▸ Objective: Scan the entries below and extract each line with the word "series" in it.

▸ Data provided:
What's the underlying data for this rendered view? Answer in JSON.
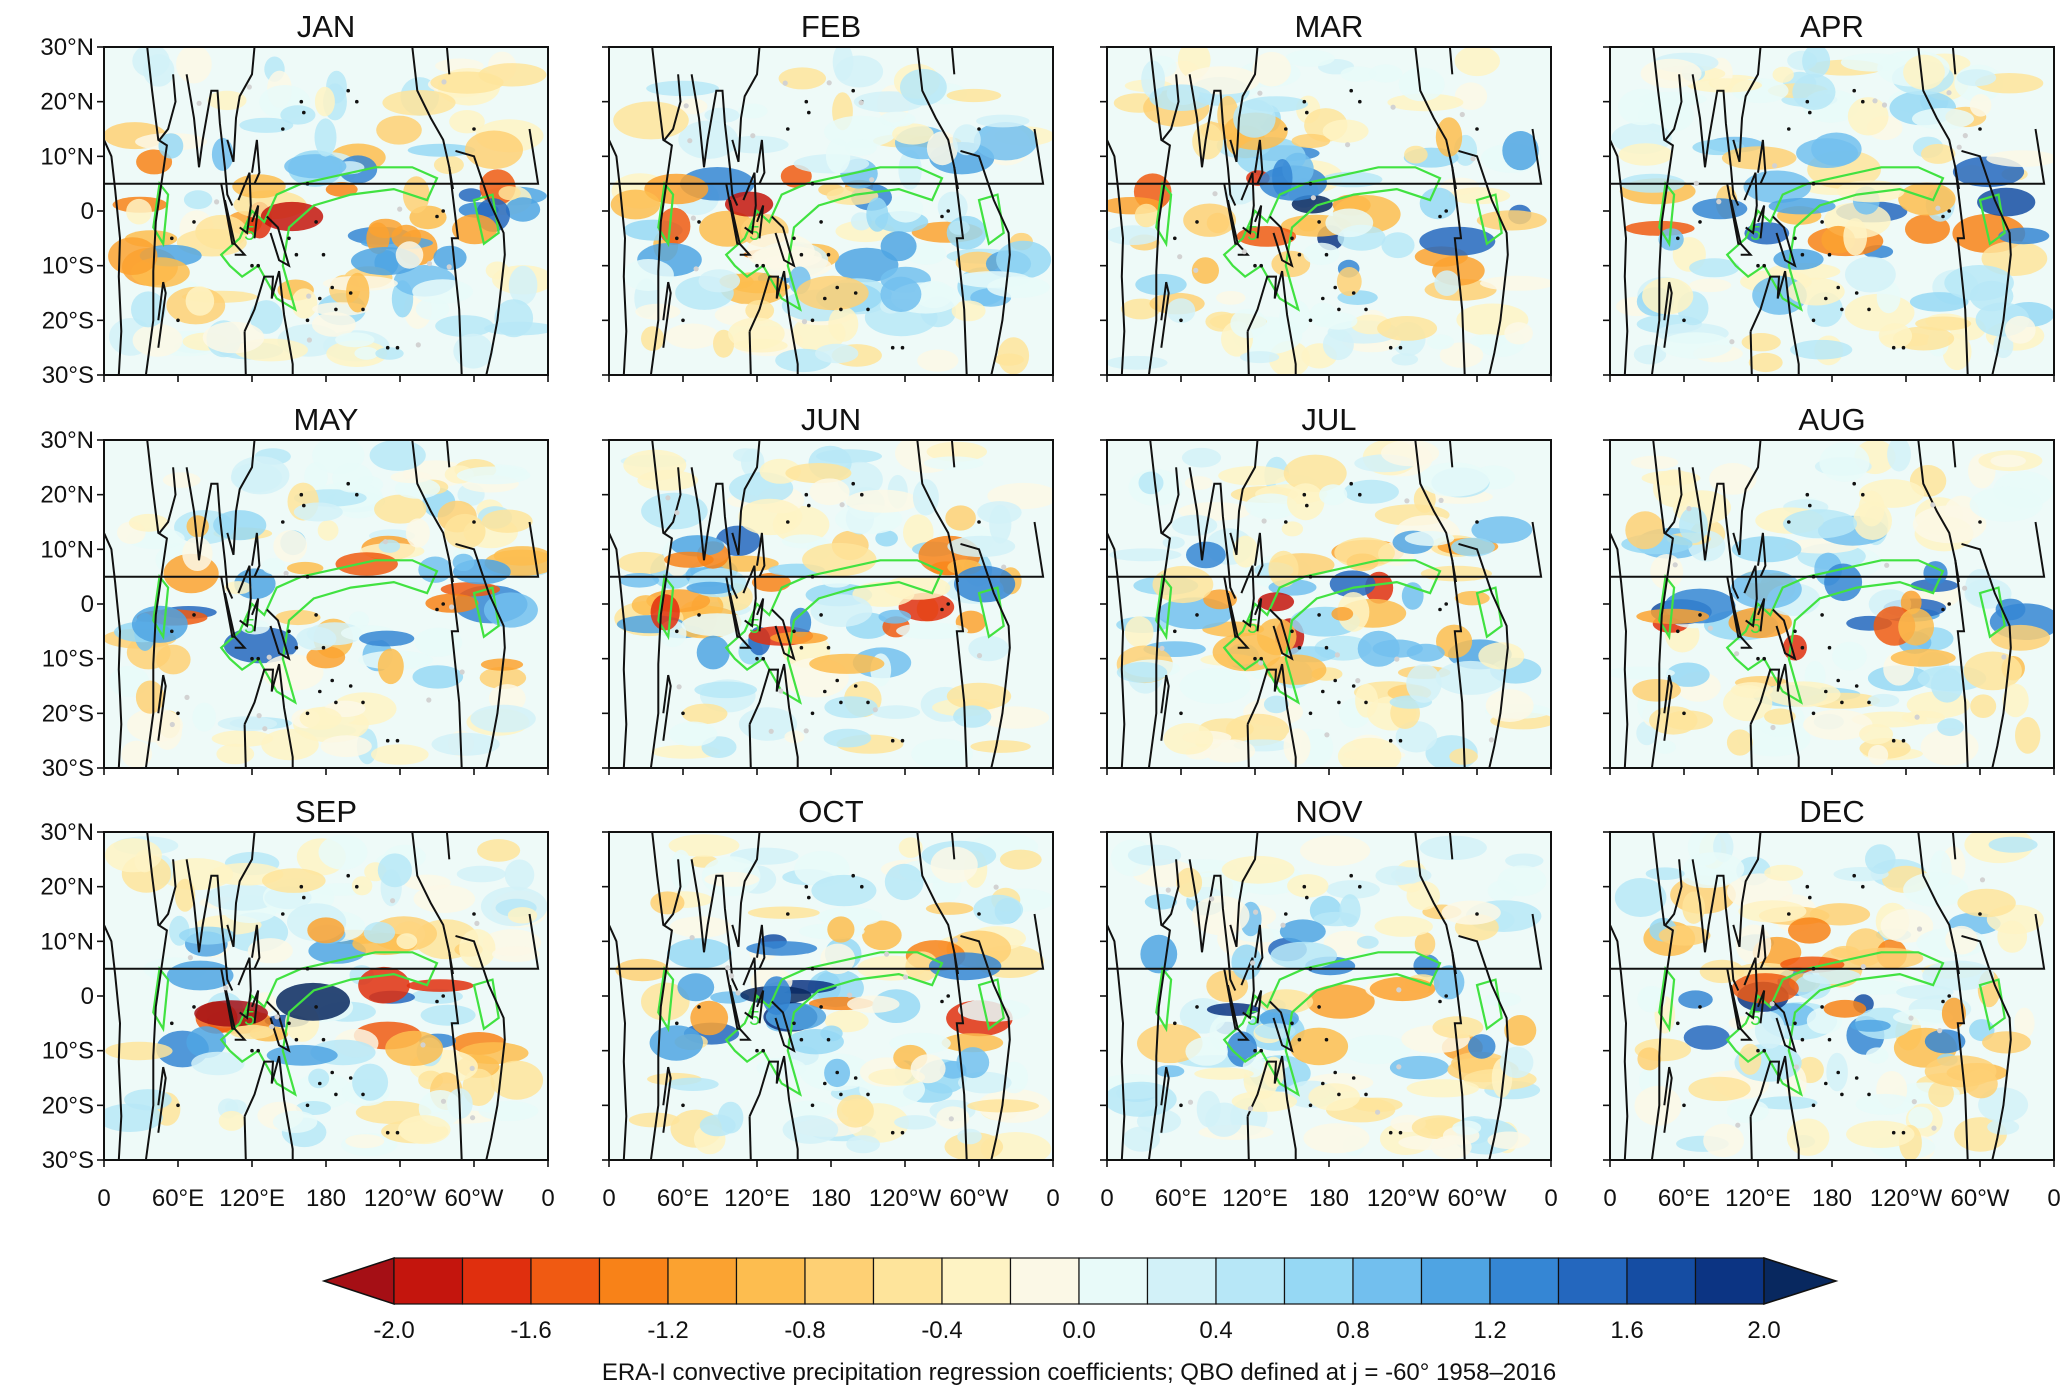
{
  "chart_data": {
    "type": "heatmap",
    "panels": [
      {
        "title": "JAN"
      },
      {
        "title": "FEB"
      },
      {
        "title": "MAR"
      },
      {
        "title": "APR"
      },
      {
        "title": "MAY"
      },
      {
        "title": "JUN"
      },
      {
        "title": "JUL"
      },
      {
        "title": "AUG"
      },
      {
        "title": "SEP"
      },
      {
        "title": "OCT"
      },
      {
        "title": "NOV"
      },
      {
        "title": "DEC"
      }
    ],
    "lat_ticks": [
      "30°N",
      "20°N",
      "10°N",
      "0",
      "10°S",
      "20°S",
      "30°S"
    ],
    "lat_values": [
      30,
      20,
      10,
      0,
      -10,
      -20,
      -30
    ],
    "lon_ticks": [
      "0",
      "60°E",
      "120°E",
      "180",
      "120°W",
      "60°W",
      "0"
    ],
    "lon_values": [
      0,
      60,
      120,
      180,
      240,
      300,
      360
    ],
    "lat_range": [
      -30,
      30
    ],
    "lon_range": [
      0,
      360
    ],
    "contour_label": "5",
    "colorbar": {
      "min": -2.0,
      "max": 2.0,
      "step": 0.2,
      "extend": "both",
      "tick_labels": [
        "-2.0",
        "-1.6",
        "-1.2",
        "-0.8",
        "-0.4",
        "0.0",
        "0.4",
        "0.8",
        "1.2",
        "1.6",
        "2.0"
      ],
      "colors": [
        "#a50f15",
        "#c4150d",
        "#e02f0e",
        "#f05a12",
        "#f88218",
        "#fba230",
        "#fdbd4f",
        "#fed074",
        "#fee49b",
        "#fef3c4",
        "#fbf8e6",
        "#e8faf9",
        "#d2f1f8",
        "#b7e7f7",
        "#96d8f4",
        "#72bfee",
        "#4fa4e3",
        "#3586d4",
        "#2467be",
        "#154da3",
        "#0c3483",
        "#08285f"
      ],
      "label": "ERA-I convective precipitation regression coefficients; QBO defined at j = -60° 1958–2016"
    },
    "colors": {
      "contour": "#41e241",
      "coast": "#111111",
      "stipple": "#d2d2d2"
    }
  }
}
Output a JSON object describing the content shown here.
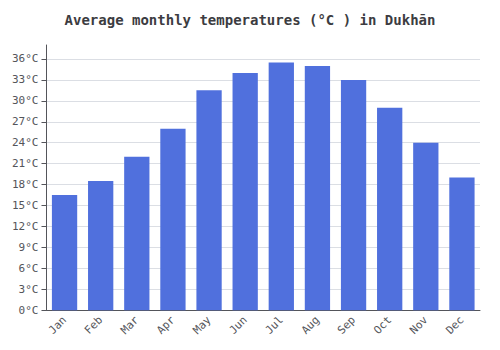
{
  "chart_data": {
    "type": "bar",
    "title": "Average monthly temperatures (°C ) in Dukhān",
    "categories": [
      "Jan",
      "Feb",
      "Mar",
      "Apr",
      "May",
      "Jun",
      "Jul",
      "Aug",
      "Sep",
      "Oct",
      "Nov",
      "Dec"
    ],
    "values": [
      16.5,
      18.5,
      22.0,
      26.0,
      31.5,
      34.0,
      35.5,
      35.0,
      33.0,
      29.0,
      24.0,
      19.0
    ],
    "ylim": [
      0,
      38
    ],
    "yticks": [
      {
        "value": 0,
        "label": "0°C"
      },
      {
        "value": 3,
        "label": "3°C"
      },
      {
        "value": 6,
        "label": "6°C"
      },
      {
        "value": 9,
        "label": "9°C"
      },
      {
        "value": 12,
        "label": "12°C"
      },
      {
        "value": 15,
        "label": "15°C"
      },
      {
        "value": 18,
        "label": "18°C"
      },
      {
        "value": 21,
        "label": "21°C"
      },
      {
        "value": 24,
        "label": "24°C"
      },
      {
        "value": 27,
        "label": "27°C"
      },
      {
        "value": 30,
        "label": "30°C"
      },
      {
        "value": 33,
        "label": "33°C"
      },
      {
        "value": 36,
        "label": "36°C"
      }
    ],
    "grid": true
  }
}
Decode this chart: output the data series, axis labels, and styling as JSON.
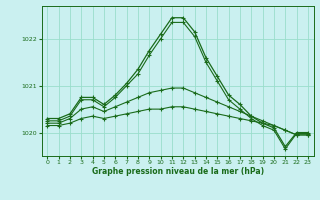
{
  "title": "Graphe pression niveau de la mer (hPa)",
  "background_color": "#caf0f0",
  "grid_color": "#99ddcc",
  "line_color": "#1a6b1a",
  "xlim": [
    -0.5,
    23.5
  ],
  "ylim": [
    1019.5,
    1022.7
  ],
  "yticks": [
    1020,
    1021,
    1022
  ],
  "xticks": [
    0,
    1,
    2,
    3,
    4,
    5,
    6,
    7,
    8,
    9,
    10,
    11,
    12,
    13,
    14,
    15,
    16,
    17,
    18,
    19,
    20,
    21,
    22,
    23
  ],
  "series": {
    "s1": [
      1020.3,
      1020.3,
      1020.4,
      1020.75,
      1020.75,
      1020.6,
      1020.8,
      1021.05,
      1021.35,
      1021.75,
      1022.1,
      1022.45,
      1022.45,
      1022.15,
      1021.6,
      1021.2,
      1020.8,
      1020.6,
      1020.35,
      1020.2,
      1020.1,
      1019.7,
      1020.0,
      1020.0
    ],
    "s2": [
      1020.25,
      1020.25,
      1020.35,
      1020.7,
      1020.7,
      1020.55,
      1020.75,
      1021.0,
      1021.25,
      1021.65,
      1022.0,
      1022.35,
      1022.35,
      1022.05,
      1021.5,
      1021.1,
      1020.7,
      1020.5,
      1020.3,
      1020.15,
      1020.05,
      1019.65,
      1019.98,
      1019.98
    ],
    "s3": [
      1020.2,
      1020.2,
      1020.3,
      1020.5,
      1020.55,
      1020.45,
      1020.55,
      1020.65,
      1020.75,
      1020.85,
      1020.9,
      1020.95,
      1020.95,
      1020.85,
      1020.75,
      1020.65,
      1020.55,
      1020.45,
      1020.35,
      1020.25,
      1020.15,
      1020.05,
      1019.95,
      1019.95
    ],
    "s4": [
      1020.15,
      1020.15,
      1020.2,
      1020.3,
      1020.35,
      1020.3,
      1020.35,
      1020.4,
      1020.45,
      1020.5,
      1020.5,
      1020.55,
      1020.55,
      1020.5,
      1020.45,
      1020.4,
      1020.35,
      1020.3,
      1020.25,
      1020.2,
      1020.15,
      1020.05,
      1019.95,
      1019.95
    ]
  }
}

▸ Answer to this task:
Decode this chart: output the data series, axis labels, and styling as JSON.
  "series": {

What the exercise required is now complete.